Exercise goal> From the records below, copy every line that contains the word "this".

Record set>
***
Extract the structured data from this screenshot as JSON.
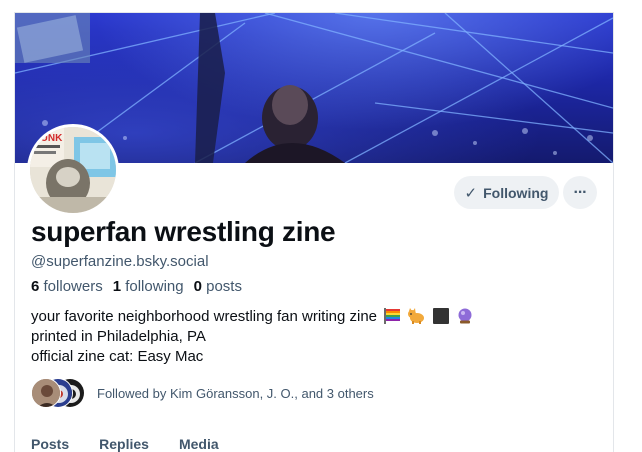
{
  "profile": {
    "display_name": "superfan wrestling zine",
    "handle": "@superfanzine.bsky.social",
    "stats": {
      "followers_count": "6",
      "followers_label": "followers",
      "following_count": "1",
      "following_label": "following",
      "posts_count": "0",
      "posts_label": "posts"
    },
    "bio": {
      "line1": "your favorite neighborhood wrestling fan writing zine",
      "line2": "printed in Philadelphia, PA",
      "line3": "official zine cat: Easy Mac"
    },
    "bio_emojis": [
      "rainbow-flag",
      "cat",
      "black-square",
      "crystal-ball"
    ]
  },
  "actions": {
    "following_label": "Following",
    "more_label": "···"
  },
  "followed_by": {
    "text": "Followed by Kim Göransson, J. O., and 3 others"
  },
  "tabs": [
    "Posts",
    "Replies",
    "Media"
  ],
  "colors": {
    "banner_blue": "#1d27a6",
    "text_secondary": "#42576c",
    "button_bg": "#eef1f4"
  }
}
***
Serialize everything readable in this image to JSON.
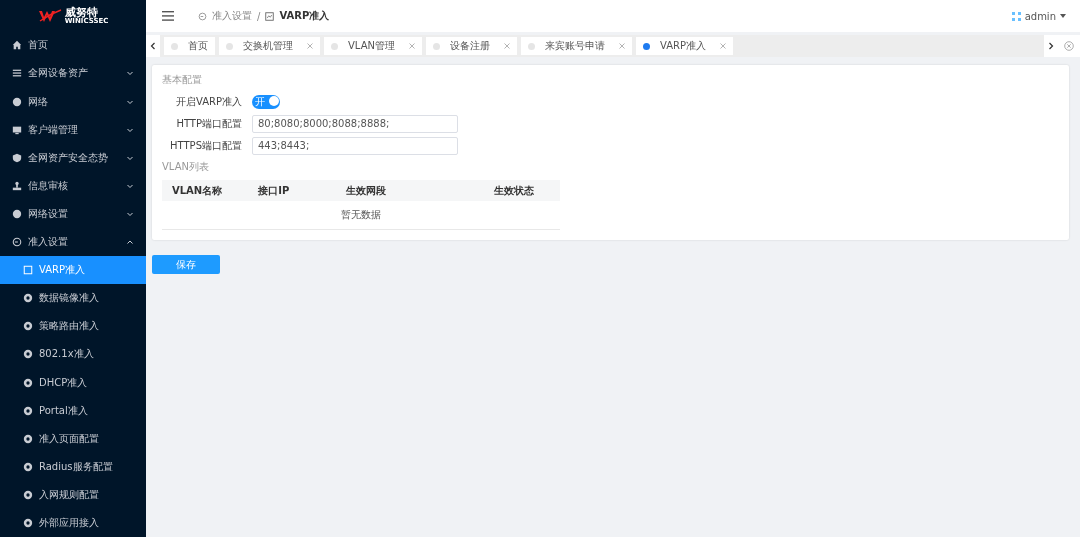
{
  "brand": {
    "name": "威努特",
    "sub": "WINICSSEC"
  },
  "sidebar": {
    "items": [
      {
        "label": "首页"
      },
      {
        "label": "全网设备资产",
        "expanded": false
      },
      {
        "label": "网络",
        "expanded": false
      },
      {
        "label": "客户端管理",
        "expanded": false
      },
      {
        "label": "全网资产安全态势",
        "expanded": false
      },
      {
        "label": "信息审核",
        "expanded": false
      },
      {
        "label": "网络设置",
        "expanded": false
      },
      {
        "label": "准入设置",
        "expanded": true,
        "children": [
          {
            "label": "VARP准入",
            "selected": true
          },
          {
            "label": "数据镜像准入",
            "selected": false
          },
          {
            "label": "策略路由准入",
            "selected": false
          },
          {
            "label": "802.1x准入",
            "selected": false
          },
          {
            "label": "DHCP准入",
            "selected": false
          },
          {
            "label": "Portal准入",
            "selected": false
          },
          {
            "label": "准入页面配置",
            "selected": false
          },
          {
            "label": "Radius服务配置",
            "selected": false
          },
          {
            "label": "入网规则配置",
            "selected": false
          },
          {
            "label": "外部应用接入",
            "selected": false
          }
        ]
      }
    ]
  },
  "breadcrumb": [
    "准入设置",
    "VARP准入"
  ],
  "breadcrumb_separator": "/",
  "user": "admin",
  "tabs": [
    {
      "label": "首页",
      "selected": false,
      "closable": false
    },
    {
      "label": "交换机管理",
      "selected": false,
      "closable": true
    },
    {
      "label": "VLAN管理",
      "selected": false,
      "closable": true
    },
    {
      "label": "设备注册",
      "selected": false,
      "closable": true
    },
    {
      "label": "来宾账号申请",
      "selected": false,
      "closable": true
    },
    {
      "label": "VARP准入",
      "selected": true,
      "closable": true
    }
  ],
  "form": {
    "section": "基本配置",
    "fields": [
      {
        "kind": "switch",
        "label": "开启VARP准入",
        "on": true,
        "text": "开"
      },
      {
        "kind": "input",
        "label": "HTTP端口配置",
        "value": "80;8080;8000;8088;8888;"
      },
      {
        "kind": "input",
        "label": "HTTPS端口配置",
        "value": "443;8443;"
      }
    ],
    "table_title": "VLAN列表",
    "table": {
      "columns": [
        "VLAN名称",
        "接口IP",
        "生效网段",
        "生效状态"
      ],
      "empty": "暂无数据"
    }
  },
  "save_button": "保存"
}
***
The reply>
Extract the structured data from this screenshot as JSON.
Serialize everything readable in this image to JSON.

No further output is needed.